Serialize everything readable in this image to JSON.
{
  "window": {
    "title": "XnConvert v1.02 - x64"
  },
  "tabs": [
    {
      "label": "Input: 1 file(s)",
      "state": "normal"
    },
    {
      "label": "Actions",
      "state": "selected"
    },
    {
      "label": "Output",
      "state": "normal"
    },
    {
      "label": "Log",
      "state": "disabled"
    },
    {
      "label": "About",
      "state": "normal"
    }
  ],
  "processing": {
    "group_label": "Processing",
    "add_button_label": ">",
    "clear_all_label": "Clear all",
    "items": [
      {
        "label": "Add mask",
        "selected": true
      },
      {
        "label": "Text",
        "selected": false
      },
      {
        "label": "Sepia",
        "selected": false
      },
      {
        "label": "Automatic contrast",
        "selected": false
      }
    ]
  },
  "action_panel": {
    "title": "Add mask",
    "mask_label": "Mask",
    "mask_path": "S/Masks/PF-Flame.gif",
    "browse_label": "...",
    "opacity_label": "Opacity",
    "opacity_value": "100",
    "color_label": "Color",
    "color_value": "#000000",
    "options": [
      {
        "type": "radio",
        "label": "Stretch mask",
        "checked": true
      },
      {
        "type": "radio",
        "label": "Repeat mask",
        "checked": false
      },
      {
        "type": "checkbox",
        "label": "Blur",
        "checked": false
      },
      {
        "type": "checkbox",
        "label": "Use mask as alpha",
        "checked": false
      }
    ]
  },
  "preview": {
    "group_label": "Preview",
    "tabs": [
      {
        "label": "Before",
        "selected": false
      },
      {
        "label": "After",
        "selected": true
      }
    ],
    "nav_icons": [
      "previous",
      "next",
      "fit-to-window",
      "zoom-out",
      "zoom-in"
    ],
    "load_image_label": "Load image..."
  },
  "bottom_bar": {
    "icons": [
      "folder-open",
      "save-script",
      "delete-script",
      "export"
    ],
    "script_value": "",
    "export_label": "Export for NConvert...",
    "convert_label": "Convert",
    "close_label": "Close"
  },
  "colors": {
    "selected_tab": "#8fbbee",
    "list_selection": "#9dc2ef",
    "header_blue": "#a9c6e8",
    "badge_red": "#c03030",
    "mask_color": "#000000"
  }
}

▸ Request:
Go through the entries and repeat each one exactly.

▸ Response to this exercise:
Serialize everything readable in this image to JSON.
{
  "window": {
    "title": "XnConvert v1.02 - x64"
  },
  "tabs": [
    {
      "label": "Input: 1 file(s)",
      "state": "normal"
    },
    {
      "label": "Actions",
      "state": "selected"
    },
    {
      "label": "Output",
      "state": "normal"
    },
    {
      "label": "Log",
      "state": "disabled"
    },
    {
      "label": "About",
      "state": "normal"
    }
  ],
  "processing": {
    "group_label": "Processing",
    "add_button_label": ">",
    "clear_all_label": "Clear all",
    "items": [
      {
        "label": "Add mask",
        "selected": true
      },
      {
        "label": "Text",
        "selected": false
      },
      {
        "label": "Sepia",
        "selected": false
      },
      {
        "label": "Automatic contrast",
        "selected": false
      }
    ]
  },
  "action_panel": {
    "title": "Add mask",
    "mask_label": "Mask",
    "mask_path": "S/Masks/PF-Flame.gif",
    "browse_label": "...",
    "opacity_label": "Opacity",
    "opacity_value": "100",
    "color_label": "Color",
    "color_value": "#000000",
    "options": [
      {
        "type": "radio",
        "label": "Stretch mask",
        "checked": true
      },
      {
        "type": "radio",
        "label": "Repeat mask",
        "checked": false
      },
      {
        "type": "checkbox",
        "label": "Blur",
        "checked": false
      },
      {
        "type": "checkbox",
        "label": "Use mask as alpha",
        "checked": false
      }
    ]
  },
  "preview": {
    "group_label": "Preview",
    "tabs": [
      {
        "label": "Before",
        "selected": false
      },
      {
        "label": "After",
        "selected": true
      }
    ],
    "nav_icons": [
      "previous",
      "next",
      "fit-to-window",
      "zoom-out",
      "zoom-in"
    ],
    "load_image_label": "Load image..."
  },
  "bottom_bar": {
    "icons": [
      "folder-open",
      "save-script",
      "delete-script",
      "export"
    ],
    "script_value": "",
    "export_label": "Export for NConvert...",
    "convert_label": "Convert",
    "close_label": "Close"
  },
  "colors": {
    "selected_tab": "#8fbbee",
    "list_selection": "#9dc2ef",
    "header_blue": "#a9c6e8",
    "badge_red": "#c03030",
    "mask_color": "#000000"
  }
}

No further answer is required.